---------- Material

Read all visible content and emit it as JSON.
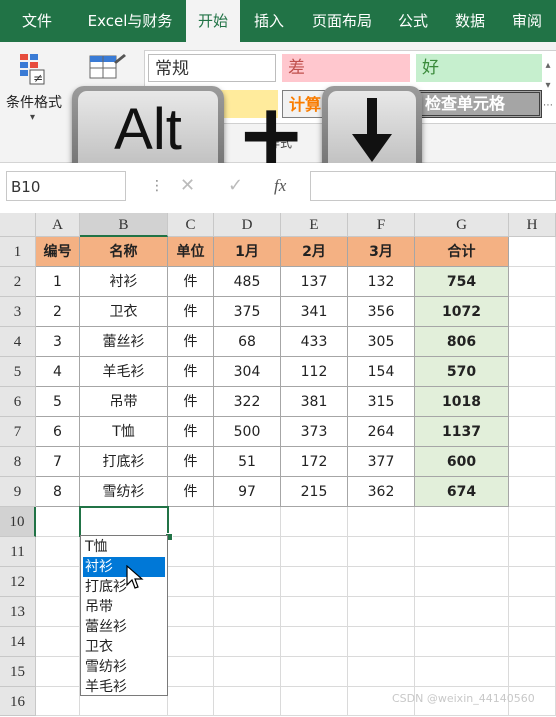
{
  "tabs": [
    "文件",
    "Excel与财务",
    "开始",
    "插入",
    "页面布局",
    "公式",
    "数据",
    "审阅"
  ],
  "active_tab": "开始",
  "ribbon": {
    "conditional_format_label": "条件格式",
    "styles_group_label": "样式",
    "style_normal": "常规",
    "style_bad": "差",
    "style_good": "好",
    "style_calc": "计算",
    "style_check": "检查单元格"
  },
  "keys": {
    "alt": "Alt",
    "plus": "+",
    "down_arrow": "↓"
  },
  "formula_bar": {
    "name_box": "B10",
    "fx": "fx"
  },
  "columns": [
    "A",
    "B",
    "C",
    "D",
    "E",
    "F",
    "G",
    "H"
  ],
  "rows": [
    "1",
    "2",
    "3",
    "4",
    "5",
    "6",
    "7",
    "8",
    "9",
    "10",
    "11",
    "12",
    "13",
    "14",
    "15",
    "16"
  ],
  "table": {
    "headers": [
      "编号",
      "名称",
      "单位",
      "1月",
      "2月",
      "3月",
      "合计"
    ],
    "rows": [
      [
        "1",
        "衬衫",
        "件",
        "485",
        "137",
        "132",
        "754"
      ],
      [
        "2",
        "卫衣",
        "件",
        "375",
        "341",
        "356",
        "1072"
      ],
      [
        "3",
        "蕾丝衫",
        "件",
        "68",
        "433",
        "305",
        "806"
      ],
      [
        "4",
        "羊毛衫",
        "件",
        "304",
        "112",
        "154",
        "570"
      ],
      [
        "5",
        "吊带",
        "件",
        "322",
        "381",
        "315",
        "1018"
      ],
      [
        "6",
        "T恤",
        "件",
        "500",
        "373",
        "264",
        "1137"
      ],
      [
        "7",
        "打底衫",
        "件",
        "51",
        "172",
        "377",
        "600"
      ],
      [
        "8",
        "雪纺衫",
        "件",
        "97",
        "215",
        "362",
        "674"
      ]
    ]
  },
  "dropdown": {
    "items": [
      "T恤",
      "衬衫",
      "打底衫",
      "吊带",
      "蕾丝衫",
      "卫衣",
      "雪纺衫",
      "羊毛衫"
    ],
    "selected_index": 1
  },
  "watermark": "CSDN @weixin_44140560",
  "colors": {
    "excel_green": "#217346",
    "header_fill": "#f4b183",
    "sum_fill": "#e2efda",
    "selection": "#0078d7"
  }
}
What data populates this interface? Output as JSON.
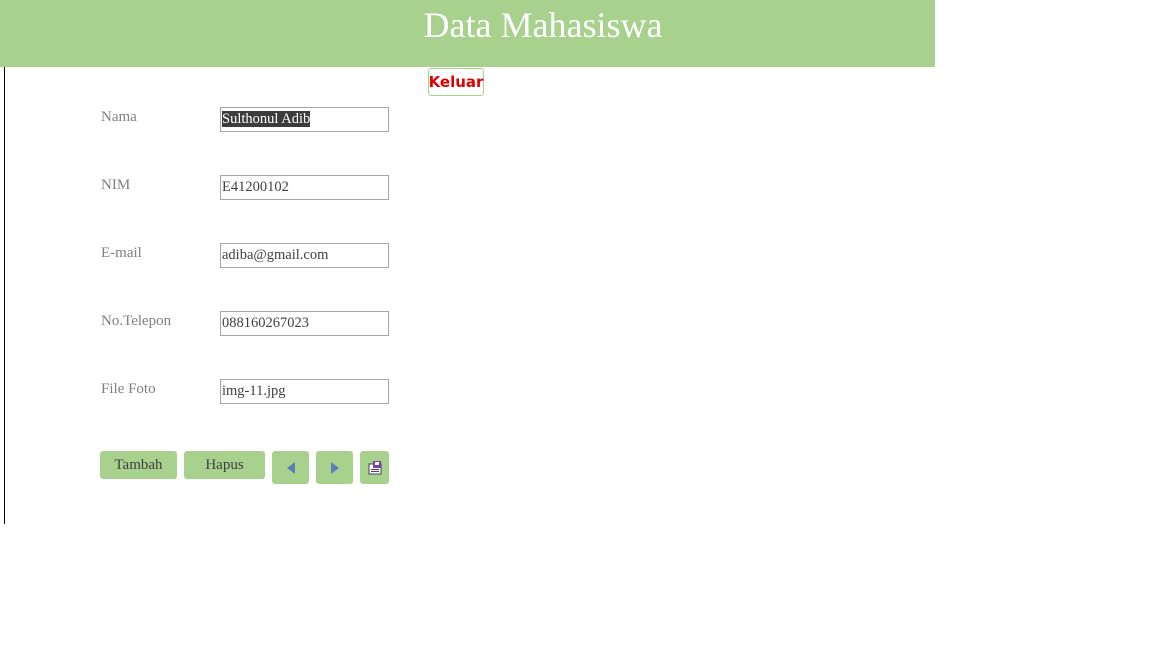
{
  "header": {
    "title": "Data Mahasiswa"
  },
  "exit_button": {
    "label": "Keluar"
  },
  "fields": [
    {
      "label": "Nama",
      "value": "Sulthonul Adib"
    },
    {
      "label": "NIM",
      "value": "E41200102"
    },
    {
      "label": "E-mail",
      "value": "adiba@gmail.com"
    },
    {
      "label": "No.Telepon",
      "value": "088160267023"
    },
    {
      "label": "File Foto",
      "value": "img-11.jpg"
    }
  ],
  "buttons": {
    "add": "Tambah",
    "delete": "Hapus",
    "prev_icon": "previous-record-icon",
    "next_icon": "next-record-icon",
    "save_icon": "save-record-icon"
  },
  "colors": {
    "accent": "#a9d18e",
    "exit_text": "#e00000",
    "nav_arrow": "#5b7fb6"
  }
}
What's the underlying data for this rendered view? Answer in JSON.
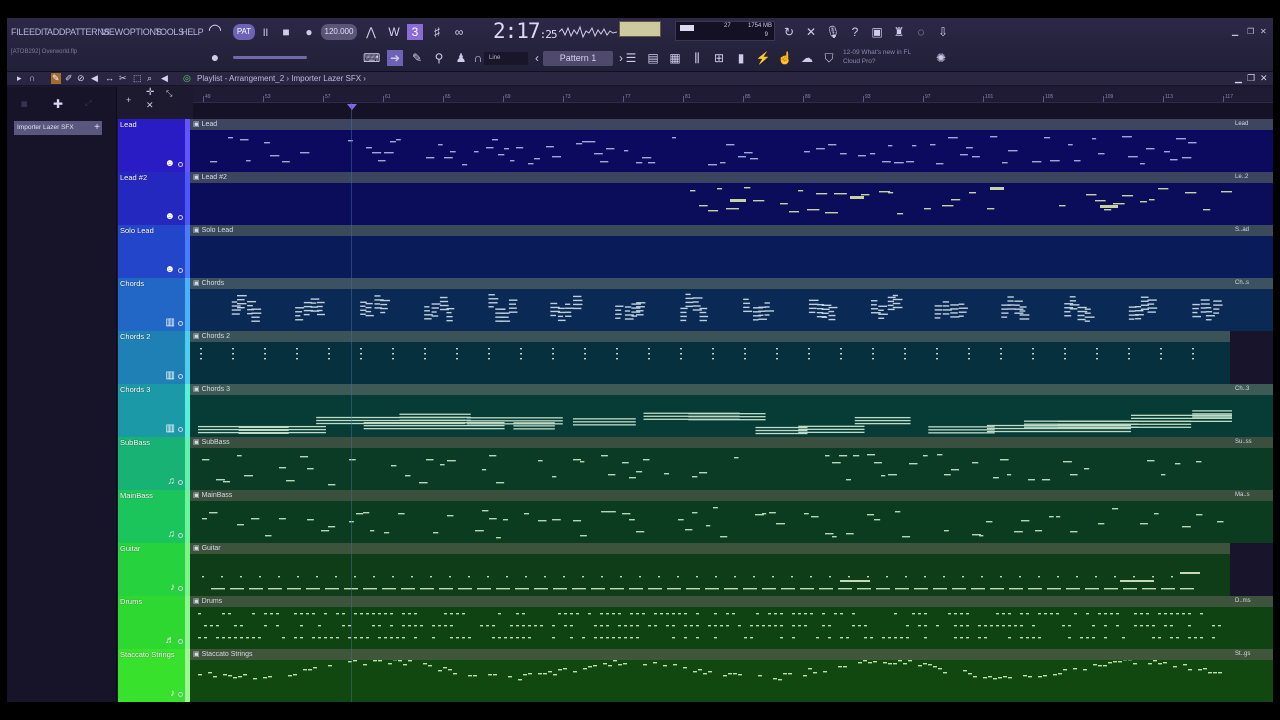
{
  "menu": [
    "FILE",
    "EDIT",
    "ADD",
    "PATTERNS",
    "VIEW",
    "OPTIONS",
    "TOOLS",
    "HELP"
  ],
  "project_file": "[ATOB292] Overworld.flp",
  "transport": {
    "tempo": "120.000",
    "mode": "PAT",
    "time_main": "2:17",
    "time_sub": ":25"
  },
  "monitor": {
    "ram": "1754 MB",
    "cpu_a": "27",
    "cpu_b": "9"
  },
  "pattern_selector": "Pattern 1",
  "snap_selector": "Line",
  "news": {
    "line1": "12-09  What's new in FL",
    "line2": "Cloud Pro?"
  },
  "playlist": {
    "breadcrumb": "Playlist - Arrangement_2 › Importer Lazer SFX ›"
  },
  "browser": {
    "pattern_item": "Importer Lazer SFX"
  },
  "ruler_numbers": [
    "49",
    "53",
    "57",
    "61",
    "65",
    "69",
    "73",
    "77",
    "81",
    "85",
    "89",
    "93",
    "97",
    "101",
    "105",
    "109",
    "113",
    "117"
  ],
  "tracks": [
    {
      "name": "Lead",
      "clip": "Lead",
      "end": "Lead",
      "icon": "☻",
      "hdr": "#2a1cc4",
      "strip": "#6255ff",
      "bar": "#3e4560",
      "body": "#0c0a5e",
      "note": "#9ea9d6",
      "pattern": "melody",
      "full": true
    },
    {
      "name": "Lead #2",
      "clip": "Lead #2",
      "end": "Le..2",
      "icon": "☻",
      "hdr": "#2528bf",
      "strip": "#4d55ff",
      "bar": "#3c4560",
      "body": "#0c0d5a",
      "note": "#c6d2a0",
      "pattern": "sparse-late",
      "full": true
    },
    {
      "name": "Solo Lead",
      "clip": "Solo Lead",
      "end": "S..ad",
      "icon": "☻",
      "hdr": "#2345c9",
      "strip": "#4a7bff",
      "bar": "#3a4a5a",
      "body": "#0a1b5a",
      "note": "#9eb2d6",
      "pattern": "empty",
      "full": true
    },
    {
      "name": "Chords",
      "clip": "Chords",
      "end": "Ch..s",
      "icon": "▥",
      "hdr": "#2266c6",
      "strip": "#49b2ff",
      "bar": "#3d5260",
      "body": "#0a2a55",
      "note": "#bfd0dc",
      "pattern": "chords",
      "full": true
    },
    {
      "name": "Chords 2",
      "clip": "Chords 2",
      "end": "",
      "icon": "▥",
      "hdr": "#1f80b6",
      "strip": "#4ad0ee",
      "bar": "#3a5358",
      "body": "#06303e",
      "note": "#c4d6d8",
      "pattern": "dots",
      "full": false
    },
    {
      "name": "Chords 3",
      "clip": "Chords 3",
      "end": "Ch..3",
      "icon": "▥",
      "hdr": "#1b99a6",
      "strip": "#52f2dd",
      "bar": "#3e5a56",
      "body": "#073b36",
      "note": "#bfdcc6",
      "pattern": "pads",
      "full": true
    },
    {
      "name": "SubBass",
      "clip": "SubBass",
      "end": "Su..ss",
      "icon": "♫",
      "hdr": "#17b274",
      "strip": "#60f0b0",
      "bar": "#3a4f40",
      "body": "#0b3a25",
      "note": "#b6d8bc",
      "pattern": "bass",
      "full": true
    },
    {
      "name": "MainBass",
      "clip": "MainBass",
      "end": "Ma..s",
      "icon": "♫",
      "hdr": "#1cc45c",
      "strip": "#6af59a",
      "bar": "#3a4f3c",
      "body": "#0c3c20",
      "note": "#b4d8b4",
      "pattern": "bass",
      "full": true
    },
    {
      "name": "Guitar",
      "clip": "Guitar",
      "end": "",
      "icon": "♪",
      "hdr": "#26d23e",
      "strip": "#7bf58a",
      "bar": "#3e533c",
      "body": "#0e3d17",
      "note": "#c2dbb4",
      "pattern": "guitar",
      "full": false
    },
    {
      "name": "Drums",
      "clip": "Drums",
      "end": "D..ms",
      "icon": "♬",
      "hdr": "#2fd831",
      "strip": "#8bf590",
      "bar": "#3d533b",
      "body": "#0f4412",
      "note": "#b8ddb0",
      "pattern": "drums",
      "full": true
    },
    {
      "name": "Staccato Strings",
      "clip": "Staccato Strings",
      "end": "St..gs",
      "icon": "♪",
      "hdr": "#38e12c",
      "strip": "#9bf892",
      "bar": "#3f563a",
      "body": "#11480f",
      "note": "#b8e0a8",
      "pattern": "strings",
      "full": true
    }
  ]
}
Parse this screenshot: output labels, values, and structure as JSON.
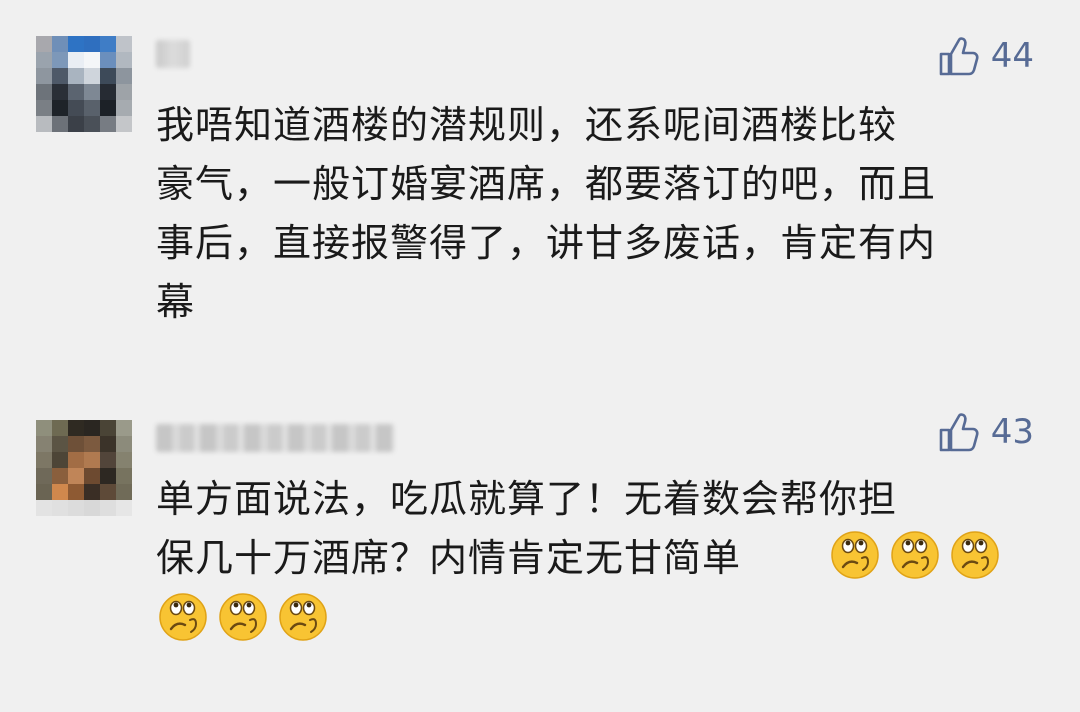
{
  "comments": [
    {
      "author_name": "",
      "likes": "44",
      "text": "我唔知道酒楼的潜规则，还系呢间酒楼比较\n豪气，一般订婚宴酒席，都要落订的吧，而且\n事后，直接报警得了，讲甘多废话，肯定有内\n幕",
      "emoji": []
    },
    {
      "author_name": "",
      "likes": "43",
      "text": "单方面说法，吃瓜就算了！无着数会帮你担\n保几十万酒席？内情肯定无甘简单",
      "emoji": [
        "thinking-face-emoji",
        "thinking-face-emoji",
        "thinking-face-emoji",
        "thinking-face-emoji",
        "thinking-face-emoji",
        "thinking-face-emoji"
      ]
    }
  ],
  "colors": {
    "background": "#f0f0f0",
    "like_accent": "#576b95",
    "text": "#1a1a1a"
  }
}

--------------------

# [The problem]
Show all lines from the records above where the word "strip" occurs.

# [Expected answer]
      "strip": "#6255ff",
      "strip": "#4d55ff",
      "strip": "#4a7bff",
      "strip": "#49b2ff",
      "strip": "#4ad0ee",
      "strip": "#52f2dd",
      "strip": "#60f0b0",
      "strip": "#6af59a",
      "strip": "#7bf58a",
      "strip": "#8bf590",
      "strip": "#9bf892",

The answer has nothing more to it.